# Stored dataset items
####

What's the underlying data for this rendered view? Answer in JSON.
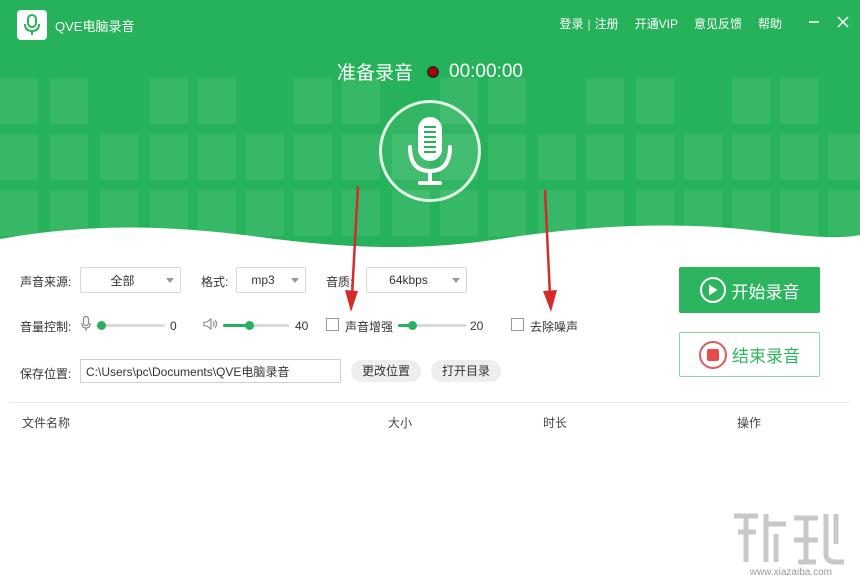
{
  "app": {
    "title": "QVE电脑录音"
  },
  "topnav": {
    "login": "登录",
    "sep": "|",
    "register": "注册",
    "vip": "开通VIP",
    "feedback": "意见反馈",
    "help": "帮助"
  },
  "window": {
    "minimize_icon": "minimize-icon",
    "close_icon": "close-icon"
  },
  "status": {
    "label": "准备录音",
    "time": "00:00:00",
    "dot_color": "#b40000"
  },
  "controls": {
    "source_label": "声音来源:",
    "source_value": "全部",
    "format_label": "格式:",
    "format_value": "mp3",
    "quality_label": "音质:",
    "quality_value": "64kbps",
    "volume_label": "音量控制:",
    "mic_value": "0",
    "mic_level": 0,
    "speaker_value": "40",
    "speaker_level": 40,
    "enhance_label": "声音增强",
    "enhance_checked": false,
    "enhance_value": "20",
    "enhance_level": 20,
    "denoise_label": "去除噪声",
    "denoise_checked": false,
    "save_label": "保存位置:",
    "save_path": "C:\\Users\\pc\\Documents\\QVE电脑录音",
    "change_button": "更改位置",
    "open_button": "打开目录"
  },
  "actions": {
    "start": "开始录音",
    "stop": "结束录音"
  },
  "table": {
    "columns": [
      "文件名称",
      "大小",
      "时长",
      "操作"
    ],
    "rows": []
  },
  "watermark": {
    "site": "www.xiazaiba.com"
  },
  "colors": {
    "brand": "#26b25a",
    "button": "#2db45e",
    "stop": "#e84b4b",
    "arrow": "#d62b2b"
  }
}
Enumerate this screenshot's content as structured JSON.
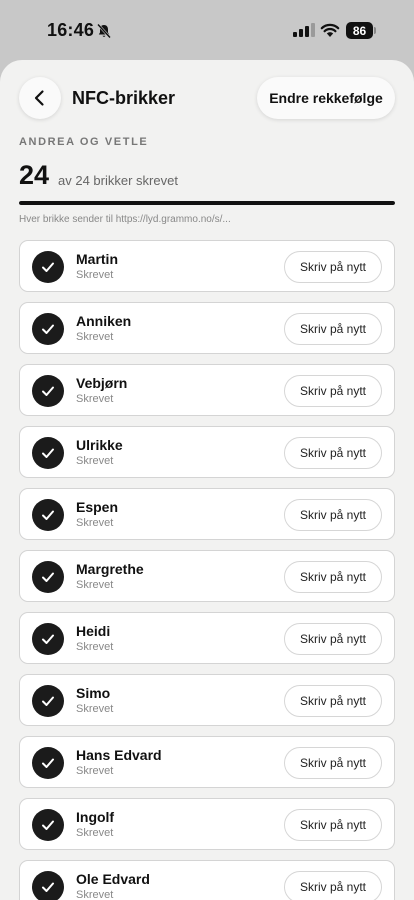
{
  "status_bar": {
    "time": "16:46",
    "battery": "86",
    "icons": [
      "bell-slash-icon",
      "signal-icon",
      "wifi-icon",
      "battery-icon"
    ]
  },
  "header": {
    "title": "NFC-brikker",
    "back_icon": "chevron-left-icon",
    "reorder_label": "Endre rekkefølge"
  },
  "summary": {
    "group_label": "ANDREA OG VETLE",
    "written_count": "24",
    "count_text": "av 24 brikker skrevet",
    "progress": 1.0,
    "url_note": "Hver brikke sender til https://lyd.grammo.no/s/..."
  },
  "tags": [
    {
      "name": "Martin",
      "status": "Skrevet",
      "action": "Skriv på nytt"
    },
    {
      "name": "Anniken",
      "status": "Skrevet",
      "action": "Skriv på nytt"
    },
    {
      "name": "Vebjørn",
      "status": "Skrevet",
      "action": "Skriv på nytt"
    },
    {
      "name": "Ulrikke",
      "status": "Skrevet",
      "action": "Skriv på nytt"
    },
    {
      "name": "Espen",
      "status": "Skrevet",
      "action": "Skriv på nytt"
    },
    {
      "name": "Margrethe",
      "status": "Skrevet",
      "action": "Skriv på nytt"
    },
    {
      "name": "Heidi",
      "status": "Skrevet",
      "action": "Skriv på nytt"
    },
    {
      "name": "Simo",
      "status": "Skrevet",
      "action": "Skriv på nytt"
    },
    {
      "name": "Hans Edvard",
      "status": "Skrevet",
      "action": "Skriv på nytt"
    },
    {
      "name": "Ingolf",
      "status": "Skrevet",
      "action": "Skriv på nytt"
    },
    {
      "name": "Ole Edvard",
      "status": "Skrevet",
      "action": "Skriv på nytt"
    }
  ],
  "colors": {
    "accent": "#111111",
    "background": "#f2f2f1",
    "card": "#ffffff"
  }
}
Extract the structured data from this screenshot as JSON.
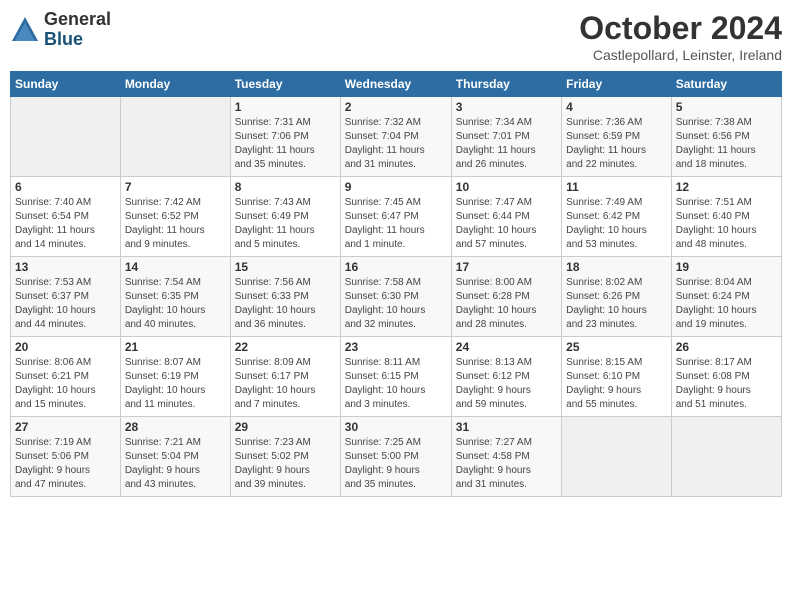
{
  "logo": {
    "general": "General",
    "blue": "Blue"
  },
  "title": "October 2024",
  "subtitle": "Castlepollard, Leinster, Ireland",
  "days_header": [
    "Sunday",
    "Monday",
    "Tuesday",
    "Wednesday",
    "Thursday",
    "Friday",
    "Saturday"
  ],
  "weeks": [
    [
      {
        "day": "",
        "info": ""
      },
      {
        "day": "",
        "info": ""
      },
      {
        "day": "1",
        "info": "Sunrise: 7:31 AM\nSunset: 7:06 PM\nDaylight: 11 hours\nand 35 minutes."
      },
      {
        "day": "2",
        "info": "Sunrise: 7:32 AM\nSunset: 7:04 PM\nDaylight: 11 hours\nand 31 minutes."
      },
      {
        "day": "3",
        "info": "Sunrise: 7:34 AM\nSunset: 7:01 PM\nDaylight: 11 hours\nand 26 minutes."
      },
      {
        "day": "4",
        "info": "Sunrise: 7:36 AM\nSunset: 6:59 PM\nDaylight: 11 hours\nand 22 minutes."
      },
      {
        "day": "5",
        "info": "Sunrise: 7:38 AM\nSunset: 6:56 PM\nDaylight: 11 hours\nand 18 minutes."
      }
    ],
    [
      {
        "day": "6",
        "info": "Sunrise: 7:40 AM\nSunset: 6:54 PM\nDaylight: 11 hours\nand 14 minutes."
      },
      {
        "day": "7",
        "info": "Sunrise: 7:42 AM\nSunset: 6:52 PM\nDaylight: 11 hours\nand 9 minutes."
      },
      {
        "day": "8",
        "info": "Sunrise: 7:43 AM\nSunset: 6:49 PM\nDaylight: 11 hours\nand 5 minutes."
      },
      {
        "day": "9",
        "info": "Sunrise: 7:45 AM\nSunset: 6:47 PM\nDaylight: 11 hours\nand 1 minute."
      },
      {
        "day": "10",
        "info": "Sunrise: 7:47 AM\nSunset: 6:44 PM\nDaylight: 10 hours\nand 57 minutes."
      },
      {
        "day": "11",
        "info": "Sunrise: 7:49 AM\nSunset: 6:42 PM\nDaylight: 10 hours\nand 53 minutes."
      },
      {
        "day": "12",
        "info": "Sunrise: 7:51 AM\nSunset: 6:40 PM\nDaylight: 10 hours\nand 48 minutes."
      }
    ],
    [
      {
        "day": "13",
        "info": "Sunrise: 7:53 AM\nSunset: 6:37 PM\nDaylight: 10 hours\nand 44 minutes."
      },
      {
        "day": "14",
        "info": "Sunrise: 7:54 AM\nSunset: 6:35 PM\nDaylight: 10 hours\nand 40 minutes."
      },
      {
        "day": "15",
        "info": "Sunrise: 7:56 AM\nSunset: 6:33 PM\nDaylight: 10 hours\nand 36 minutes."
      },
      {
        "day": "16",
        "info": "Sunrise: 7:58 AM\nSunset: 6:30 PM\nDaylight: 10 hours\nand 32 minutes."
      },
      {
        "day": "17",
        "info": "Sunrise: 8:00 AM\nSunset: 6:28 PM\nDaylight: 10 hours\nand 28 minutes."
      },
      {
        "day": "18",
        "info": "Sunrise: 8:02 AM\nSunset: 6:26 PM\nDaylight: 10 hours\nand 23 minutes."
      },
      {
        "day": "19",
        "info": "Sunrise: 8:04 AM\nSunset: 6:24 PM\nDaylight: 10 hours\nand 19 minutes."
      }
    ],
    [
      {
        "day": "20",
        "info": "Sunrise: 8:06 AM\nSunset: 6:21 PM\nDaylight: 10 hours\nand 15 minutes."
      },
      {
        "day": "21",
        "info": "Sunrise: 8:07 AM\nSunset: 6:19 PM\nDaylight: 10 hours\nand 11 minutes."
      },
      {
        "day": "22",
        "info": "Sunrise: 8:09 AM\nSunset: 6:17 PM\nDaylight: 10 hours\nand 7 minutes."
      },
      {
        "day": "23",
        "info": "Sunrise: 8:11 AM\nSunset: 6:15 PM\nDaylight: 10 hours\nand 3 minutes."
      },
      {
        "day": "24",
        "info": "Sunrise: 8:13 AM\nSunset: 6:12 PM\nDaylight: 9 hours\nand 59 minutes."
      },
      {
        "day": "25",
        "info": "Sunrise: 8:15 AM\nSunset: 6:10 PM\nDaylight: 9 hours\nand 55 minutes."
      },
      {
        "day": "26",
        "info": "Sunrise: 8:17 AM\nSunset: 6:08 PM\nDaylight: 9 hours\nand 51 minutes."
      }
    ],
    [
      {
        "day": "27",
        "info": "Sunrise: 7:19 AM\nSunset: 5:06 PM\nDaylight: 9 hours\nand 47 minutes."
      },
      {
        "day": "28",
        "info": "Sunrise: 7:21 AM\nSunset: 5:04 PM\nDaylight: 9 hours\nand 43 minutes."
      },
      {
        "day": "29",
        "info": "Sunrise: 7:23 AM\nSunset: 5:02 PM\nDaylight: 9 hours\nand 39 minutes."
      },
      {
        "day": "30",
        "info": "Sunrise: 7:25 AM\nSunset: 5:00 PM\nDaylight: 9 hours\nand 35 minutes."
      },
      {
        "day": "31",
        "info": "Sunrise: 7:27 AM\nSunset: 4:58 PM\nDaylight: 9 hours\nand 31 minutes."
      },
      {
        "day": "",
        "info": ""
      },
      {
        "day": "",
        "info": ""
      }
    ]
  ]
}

####

# TASK DETAILS
Each line above that holds the string "screenshot" should be copied and shown.

# WRITTEN SOLUTION
Enumerate this screenshot's content as structured JSON.
Extract the structured data from this screenshot as JSON.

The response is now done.